** start **
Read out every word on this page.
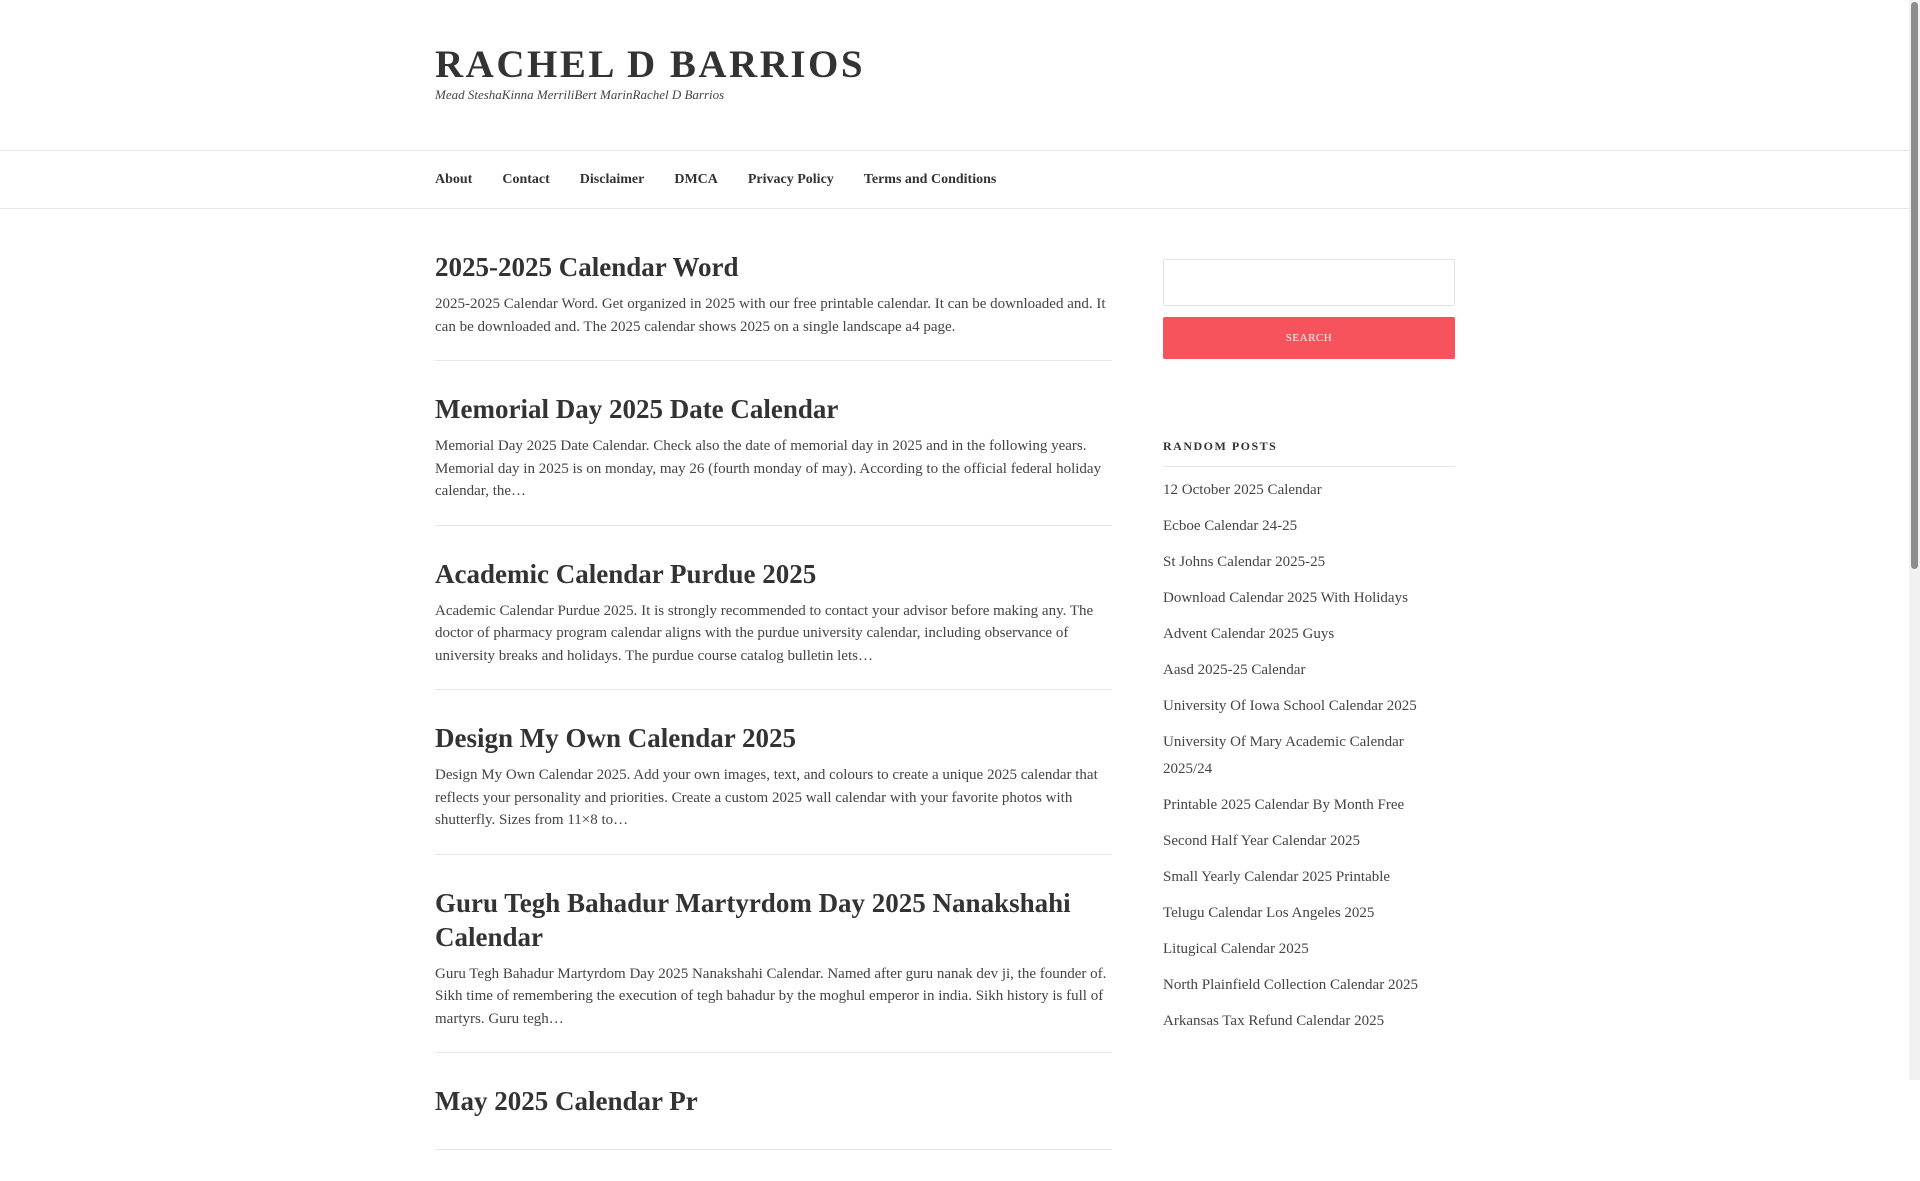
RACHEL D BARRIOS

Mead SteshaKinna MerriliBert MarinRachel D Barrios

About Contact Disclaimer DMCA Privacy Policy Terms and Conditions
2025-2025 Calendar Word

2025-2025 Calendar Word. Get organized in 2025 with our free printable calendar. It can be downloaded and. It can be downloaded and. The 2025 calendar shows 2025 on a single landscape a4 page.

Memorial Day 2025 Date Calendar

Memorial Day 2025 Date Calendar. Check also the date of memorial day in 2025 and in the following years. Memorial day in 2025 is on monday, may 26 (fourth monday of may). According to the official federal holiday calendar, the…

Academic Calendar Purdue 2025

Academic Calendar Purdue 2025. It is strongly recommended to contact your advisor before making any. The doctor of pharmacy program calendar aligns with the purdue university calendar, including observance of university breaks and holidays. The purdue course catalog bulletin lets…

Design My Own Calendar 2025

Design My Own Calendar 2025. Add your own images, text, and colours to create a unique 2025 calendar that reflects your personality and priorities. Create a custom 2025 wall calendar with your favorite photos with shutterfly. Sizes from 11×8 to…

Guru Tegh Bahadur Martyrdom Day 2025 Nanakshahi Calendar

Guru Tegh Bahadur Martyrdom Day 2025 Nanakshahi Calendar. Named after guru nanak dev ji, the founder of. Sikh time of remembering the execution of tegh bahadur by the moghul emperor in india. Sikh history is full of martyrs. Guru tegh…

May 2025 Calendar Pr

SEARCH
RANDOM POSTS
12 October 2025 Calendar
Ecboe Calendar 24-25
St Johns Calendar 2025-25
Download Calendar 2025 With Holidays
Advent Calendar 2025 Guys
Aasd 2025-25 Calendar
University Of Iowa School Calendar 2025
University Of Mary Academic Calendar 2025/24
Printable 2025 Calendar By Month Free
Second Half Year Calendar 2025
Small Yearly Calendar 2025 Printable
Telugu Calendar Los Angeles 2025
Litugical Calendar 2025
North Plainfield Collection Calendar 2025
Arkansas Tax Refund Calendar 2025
** end **
** start **
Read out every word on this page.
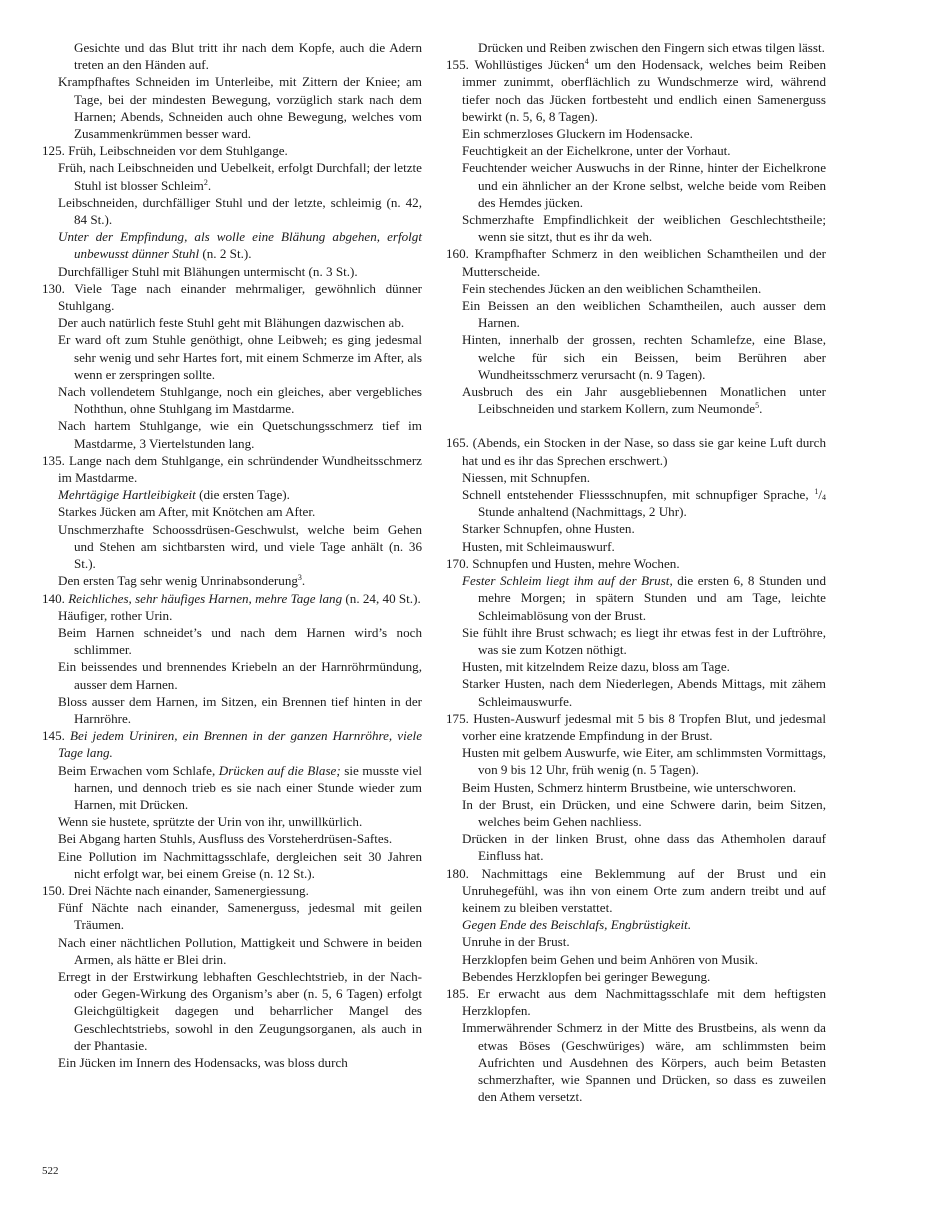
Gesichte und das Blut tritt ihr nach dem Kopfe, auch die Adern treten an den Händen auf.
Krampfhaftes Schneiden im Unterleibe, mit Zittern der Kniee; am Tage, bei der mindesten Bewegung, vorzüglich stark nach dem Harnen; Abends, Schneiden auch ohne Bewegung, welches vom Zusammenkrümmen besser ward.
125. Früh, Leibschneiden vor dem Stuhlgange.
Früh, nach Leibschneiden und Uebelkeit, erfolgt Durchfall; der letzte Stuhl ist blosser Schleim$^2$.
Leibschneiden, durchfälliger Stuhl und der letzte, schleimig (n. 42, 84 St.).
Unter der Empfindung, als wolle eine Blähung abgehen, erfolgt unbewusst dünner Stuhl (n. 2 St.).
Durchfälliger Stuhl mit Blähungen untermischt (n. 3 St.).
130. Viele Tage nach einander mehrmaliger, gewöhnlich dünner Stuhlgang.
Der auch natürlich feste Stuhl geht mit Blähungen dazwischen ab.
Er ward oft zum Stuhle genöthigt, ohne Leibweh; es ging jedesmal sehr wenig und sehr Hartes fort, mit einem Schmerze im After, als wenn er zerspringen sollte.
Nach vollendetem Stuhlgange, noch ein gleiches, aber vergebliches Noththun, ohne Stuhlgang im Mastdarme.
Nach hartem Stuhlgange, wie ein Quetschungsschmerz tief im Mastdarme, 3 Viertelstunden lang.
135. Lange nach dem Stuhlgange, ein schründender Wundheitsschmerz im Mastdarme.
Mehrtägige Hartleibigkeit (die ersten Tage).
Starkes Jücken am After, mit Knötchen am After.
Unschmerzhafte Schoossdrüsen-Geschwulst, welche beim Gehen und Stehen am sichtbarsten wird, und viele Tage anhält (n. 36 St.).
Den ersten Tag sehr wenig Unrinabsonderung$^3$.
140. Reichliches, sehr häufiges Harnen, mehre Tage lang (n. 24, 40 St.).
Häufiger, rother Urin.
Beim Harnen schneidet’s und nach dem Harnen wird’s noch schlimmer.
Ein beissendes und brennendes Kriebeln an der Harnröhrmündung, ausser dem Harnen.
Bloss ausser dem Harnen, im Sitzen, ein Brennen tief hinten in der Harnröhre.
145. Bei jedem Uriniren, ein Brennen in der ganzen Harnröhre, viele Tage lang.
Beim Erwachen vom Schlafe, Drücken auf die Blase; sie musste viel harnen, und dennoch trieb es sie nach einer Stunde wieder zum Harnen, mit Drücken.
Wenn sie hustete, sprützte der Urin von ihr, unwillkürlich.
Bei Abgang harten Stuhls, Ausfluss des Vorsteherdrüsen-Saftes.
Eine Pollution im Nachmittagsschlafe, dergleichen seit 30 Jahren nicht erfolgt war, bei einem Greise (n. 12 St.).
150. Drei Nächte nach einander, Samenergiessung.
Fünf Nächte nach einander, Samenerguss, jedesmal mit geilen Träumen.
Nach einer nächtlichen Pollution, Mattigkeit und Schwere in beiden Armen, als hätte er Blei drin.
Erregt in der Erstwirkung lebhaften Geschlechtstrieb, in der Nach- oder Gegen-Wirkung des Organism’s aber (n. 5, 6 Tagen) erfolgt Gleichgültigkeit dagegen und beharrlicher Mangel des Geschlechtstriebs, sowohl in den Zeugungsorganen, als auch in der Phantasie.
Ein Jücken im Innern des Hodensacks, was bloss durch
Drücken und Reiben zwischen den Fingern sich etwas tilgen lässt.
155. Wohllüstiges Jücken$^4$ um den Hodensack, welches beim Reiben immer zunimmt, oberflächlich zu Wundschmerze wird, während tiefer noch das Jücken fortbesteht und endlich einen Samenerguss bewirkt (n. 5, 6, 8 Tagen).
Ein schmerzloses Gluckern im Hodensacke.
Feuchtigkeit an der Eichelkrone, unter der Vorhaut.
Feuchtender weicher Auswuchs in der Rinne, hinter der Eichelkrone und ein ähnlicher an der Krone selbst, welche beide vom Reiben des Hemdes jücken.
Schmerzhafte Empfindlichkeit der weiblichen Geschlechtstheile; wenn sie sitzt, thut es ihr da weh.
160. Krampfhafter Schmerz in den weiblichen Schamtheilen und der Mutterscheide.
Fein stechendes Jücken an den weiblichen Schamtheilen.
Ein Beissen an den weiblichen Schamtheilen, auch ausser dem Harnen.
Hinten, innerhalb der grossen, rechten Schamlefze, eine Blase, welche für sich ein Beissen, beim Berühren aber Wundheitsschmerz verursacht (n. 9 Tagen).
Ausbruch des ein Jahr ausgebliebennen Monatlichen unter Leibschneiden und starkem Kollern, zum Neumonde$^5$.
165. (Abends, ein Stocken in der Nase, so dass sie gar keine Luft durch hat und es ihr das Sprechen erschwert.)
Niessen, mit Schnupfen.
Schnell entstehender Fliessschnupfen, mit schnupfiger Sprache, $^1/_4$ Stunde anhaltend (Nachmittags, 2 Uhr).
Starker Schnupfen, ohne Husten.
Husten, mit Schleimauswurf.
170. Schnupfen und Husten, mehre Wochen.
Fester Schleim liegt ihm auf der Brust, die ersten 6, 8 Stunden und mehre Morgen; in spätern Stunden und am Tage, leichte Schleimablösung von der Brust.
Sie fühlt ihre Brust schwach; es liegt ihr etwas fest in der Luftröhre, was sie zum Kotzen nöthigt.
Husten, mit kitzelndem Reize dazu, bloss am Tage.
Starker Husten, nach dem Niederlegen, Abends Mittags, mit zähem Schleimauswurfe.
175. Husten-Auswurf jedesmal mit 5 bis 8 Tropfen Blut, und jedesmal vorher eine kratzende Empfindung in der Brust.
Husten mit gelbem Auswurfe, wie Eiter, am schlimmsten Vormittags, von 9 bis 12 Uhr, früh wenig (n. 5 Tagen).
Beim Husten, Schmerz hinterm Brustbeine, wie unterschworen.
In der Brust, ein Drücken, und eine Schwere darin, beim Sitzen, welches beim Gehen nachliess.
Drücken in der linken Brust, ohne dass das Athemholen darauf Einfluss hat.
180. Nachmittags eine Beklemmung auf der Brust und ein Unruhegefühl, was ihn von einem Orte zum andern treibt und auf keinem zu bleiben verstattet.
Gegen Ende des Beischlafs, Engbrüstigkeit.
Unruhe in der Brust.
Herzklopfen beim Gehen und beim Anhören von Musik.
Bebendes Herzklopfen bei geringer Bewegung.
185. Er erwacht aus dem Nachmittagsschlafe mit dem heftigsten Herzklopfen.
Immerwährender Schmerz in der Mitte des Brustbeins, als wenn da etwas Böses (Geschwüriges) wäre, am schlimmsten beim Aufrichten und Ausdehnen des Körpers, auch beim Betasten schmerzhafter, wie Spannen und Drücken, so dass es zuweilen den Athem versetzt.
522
** end **
▶ _STATED GOAL_: Pick out the lines above that hold the string "sehr" and show them.

▶ _THE COMPLETED TASK_:
Er ward oft zum Stuhle genöthigt, ohne Leibweh; es ging jedesmal sehr wenig und sehr Hartes fort, mit einem Schmerze im After, als wenn er zerspringen sollte.
Den ersten Tag sehr wenig Unrinabsonderung$^3$.
140. Reichliches, sehr häufiges Harnen, mehre Tage lang (n. 24, 40 St.).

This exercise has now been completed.